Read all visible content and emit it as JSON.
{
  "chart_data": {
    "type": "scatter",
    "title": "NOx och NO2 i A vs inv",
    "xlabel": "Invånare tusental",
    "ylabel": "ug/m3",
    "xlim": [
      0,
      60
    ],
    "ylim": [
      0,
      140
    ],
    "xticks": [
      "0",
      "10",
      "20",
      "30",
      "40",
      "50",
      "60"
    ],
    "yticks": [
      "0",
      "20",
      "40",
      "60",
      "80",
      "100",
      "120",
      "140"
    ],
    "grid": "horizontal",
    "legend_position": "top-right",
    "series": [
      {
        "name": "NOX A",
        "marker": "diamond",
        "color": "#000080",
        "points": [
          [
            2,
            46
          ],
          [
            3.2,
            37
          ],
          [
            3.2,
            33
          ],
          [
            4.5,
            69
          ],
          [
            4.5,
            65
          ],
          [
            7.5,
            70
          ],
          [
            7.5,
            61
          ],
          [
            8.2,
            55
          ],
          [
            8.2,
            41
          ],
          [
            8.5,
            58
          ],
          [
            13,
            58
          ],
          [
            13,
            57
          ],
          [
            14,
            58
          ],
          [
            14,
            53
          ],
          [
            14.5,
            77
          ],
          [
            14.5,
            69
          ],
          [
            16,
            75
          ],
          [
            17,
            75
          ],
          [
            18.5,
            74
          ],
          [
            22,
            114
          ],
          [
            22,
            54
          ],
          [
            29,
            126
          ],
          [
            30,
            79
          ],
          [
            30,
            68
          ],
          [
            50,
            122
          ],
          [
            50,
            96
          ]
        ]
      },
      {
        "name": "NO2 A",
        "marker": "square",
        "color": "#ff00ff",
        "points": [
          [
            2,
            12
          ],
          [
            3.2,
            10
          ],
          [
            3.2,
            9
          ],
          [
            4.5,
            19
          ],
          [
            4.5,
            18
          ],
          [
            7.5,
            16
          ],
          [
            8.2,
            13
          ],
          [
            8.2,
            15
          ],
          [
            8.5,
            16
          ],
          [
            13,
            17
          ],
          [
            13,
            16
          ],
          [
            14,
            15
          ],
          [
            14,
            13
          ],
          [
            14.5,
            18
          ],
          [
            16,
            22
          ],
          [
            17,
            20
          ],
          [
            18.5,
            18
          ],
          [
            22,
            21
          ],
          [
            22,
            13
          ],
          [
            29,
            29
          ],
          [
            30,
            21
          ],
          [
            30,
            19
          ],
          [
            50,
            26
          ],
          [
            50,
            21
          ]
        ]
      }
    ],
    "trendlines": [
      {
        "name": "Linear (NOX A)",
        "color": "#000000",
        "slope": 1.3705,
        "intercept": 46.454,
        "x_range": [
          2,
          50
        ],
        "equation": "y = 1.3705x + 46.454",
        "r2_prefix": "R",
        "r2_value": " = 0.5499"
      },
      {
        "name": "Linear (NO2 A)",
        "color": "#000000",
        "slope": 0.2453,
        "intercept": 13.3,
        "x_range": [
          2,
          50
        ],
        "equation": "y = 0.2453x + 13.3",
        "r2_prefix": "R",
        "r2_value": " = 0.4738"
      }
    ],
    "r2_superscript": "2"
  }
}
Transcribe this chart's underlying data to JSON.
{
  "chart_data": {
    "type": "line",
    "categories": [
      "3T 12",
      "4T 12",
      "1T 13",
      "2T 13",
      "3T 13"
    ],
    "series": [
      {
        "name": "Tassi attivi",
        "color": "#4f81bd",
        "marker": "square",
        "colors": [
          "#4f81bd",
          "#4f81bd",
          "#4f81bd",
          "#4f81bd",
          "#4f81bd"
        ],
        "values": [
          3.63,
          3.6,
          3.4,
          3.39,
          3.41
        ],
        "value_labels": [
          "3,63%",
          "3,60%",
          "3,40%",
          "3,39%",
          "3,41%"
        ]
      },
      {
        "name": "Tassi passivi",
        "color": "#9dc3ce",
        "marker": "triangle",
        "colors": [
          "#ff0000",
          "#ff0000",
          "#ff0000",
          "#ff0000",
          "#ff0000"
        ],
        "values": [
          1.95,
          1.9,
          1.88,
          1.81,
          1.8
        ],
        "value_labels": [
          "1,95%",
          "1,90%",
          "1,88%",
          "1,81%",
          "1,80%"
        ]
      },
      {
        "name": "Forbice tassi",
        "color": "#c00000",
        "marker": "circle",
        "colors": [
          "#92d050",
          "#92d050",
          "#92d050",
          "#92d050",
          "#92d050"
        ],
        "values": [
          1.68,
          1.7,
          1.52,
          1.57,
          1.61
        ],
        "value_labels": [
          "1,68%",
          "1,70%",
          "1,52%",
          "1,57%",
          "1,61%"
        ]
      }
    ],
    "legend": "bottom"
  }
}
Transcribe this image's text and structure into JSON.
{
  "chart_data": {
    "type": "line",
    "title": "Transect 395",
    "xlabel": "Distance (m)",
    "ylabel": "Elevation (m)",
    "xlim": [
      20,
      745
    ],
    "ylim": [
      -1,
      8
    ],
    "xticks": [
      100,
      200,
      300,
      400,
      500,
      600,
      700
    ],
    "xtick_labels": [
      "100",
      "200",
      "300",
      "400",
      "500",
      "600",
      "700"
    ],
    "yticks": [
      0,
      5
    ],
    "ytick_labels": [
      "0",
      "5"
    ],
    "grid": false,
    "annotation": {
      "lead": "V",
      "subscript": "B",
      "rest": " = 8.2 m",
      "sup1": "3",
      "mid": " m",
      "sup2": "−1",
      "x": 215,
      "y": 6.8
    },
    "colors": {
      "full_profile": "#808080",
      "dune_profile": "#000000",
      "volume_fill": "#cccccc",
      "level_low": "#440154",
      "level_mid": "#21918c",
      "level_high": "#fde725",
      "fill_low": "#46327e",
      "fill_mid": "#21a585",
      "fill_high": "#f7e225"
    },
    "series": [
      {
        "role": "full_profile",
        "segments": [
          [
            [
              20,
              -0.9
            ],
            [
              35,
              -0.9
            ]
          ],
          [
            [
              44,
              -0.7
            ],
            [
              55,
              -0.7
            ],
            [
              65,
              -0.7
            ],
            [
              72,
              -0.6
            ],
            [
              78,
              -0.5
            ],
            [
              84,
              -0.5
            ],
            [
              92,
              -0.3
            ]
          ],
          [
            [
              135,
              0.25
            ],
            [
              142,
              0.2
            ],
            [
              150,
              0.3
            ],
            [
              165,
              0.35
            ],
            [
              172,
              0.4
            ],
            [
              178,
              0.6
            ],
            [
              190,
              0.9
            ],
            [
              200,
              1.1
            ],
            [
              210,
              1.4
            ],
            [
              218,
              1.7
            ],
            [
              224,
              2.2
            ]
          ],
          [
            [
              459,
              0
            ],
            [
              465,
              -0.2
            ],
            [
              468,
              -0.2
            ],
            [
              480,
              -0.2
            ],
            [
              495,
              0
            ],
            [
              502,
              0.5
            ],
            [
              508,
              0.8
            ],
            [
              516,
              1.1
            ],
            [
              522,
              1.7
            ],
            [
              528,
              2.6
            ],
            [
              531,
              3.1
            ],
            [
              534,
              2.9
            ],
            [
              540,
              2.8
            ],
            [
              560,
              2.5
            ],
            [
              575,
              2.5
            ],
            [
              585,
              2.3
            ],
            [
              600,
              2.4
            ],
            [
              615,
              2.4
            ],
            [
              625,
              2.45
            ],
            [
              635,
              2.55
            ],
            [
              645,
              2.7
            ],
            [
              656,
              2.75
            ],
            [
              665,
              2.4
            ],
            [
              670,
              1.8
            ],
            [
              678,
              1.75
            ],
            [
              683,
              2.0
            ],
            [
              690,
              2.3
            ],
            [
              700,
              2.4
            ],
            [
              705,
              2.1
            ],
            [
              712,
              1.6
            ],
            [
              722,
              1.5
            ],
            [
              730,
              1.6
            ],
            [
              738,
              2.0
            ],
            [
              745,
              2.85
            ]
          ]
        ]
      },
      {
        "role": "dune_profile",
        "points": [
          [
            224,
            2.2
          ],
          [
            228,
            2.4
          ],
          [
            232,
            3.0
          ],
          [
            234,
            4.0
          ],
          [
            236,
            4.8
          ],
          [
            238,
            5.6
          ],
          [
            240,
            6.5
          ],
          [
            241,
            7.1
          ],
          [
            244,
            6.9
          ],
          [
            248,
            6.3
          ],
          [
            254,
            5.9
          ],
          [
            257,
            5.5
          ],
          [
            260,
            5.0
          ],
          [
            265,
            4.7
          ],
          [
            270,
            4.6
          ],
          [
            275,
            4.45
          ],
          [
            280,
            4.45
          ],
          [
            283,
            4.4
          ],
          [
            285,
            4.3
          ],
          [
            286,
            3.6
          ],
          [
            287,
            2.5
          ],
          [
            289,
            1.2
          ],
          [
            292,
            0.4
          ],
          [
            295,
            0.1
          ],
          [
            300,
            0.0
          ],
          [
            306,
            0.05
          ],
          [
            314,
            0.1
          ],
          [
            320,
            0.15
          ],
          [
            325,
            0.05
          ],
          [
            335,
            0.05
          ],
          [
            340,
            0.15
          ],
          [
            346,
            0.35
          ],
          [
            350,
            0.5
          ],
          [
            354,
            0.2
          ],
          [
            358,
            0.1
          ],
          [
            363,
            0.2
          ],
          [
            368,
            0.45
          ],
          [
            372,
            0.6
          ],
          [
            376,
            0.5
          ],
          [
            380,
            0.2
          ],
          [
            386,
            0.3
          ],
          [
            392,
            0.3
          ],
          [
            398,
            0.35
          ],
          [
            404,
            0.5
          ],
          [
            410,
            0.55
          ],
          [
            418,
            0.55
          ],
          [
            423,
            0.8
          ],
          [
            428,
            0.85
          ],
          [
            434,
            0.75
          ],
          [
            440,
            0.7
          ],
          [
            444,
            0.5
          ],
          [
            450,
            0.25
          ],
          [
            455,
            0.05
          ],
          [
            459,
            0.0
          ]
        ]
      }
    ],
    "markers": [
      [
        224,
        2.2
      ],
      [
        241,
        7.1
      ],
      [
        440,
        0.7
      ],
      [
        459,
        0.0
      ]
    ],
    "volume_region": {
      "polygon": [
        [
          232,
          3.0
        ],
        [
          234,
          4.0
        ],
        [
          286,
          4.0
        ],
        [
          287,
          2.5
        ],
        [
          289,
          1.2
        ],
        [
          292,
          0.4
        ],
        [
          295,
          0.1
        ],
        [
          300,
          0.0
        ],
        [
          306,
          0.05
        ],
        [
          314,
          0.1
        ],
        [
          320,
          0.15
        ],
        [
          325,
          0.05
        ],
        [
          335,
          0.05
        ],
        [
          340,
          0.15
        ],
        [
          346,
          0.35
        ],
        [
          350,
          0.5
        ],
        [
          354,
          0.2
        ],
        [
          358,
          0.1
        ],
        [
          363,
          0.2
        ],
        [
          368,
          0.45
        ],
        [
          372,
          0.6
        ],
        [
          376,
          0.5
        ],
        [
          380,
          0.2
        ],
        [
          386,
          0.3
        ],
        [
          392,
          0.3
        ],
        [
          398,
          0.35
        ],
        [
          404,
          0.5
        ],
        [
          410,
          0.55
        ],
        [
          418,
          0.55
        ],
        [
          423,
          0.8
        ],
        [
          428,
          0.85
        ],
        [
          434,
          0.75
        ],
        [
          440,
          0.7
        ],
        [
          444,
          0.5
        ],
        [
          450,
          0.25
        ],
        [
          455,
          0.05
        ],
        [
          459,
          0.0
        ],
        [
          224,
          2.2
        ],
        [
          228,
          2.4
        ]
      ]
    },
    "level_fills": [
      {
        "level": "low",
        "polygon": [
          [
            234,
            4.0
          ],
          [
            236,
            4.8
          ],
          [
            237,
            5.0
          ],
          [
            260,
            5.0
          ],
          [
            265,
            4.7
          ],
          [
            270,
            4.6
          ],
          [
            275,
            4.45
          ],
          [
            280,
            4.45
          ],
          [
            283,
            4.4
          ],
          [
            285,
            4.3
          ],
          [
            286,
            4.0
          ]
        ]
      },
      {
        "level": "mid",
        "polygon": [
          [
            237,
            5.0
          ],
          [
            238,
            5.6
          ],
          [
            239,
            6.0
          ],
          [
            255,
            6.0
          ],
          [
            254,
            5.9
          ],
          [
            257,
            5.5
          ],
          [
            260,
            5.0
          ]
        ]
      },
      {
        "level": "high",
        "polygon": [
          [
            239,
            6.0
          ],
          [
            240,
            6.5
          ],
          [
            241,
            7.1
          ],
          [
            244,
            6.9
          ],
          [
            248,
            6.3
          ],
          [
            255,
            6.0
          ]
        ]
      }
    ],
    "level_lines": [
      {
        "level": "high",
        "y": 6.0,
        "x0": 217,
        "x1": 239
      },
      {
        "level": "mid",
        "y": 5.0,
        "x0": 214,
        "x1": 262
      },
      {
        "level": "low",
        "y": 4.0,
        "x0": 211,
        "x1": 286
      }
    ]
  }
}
★ ★ ★ ★ ★ ★ ★
THE PROBLEM:
Look through the entries above; copy each line where the string "title" appears.

SOLVED EXERCISE:
    "title": "NOx och NO2 i A vs inv",
    "title": "Transect 395",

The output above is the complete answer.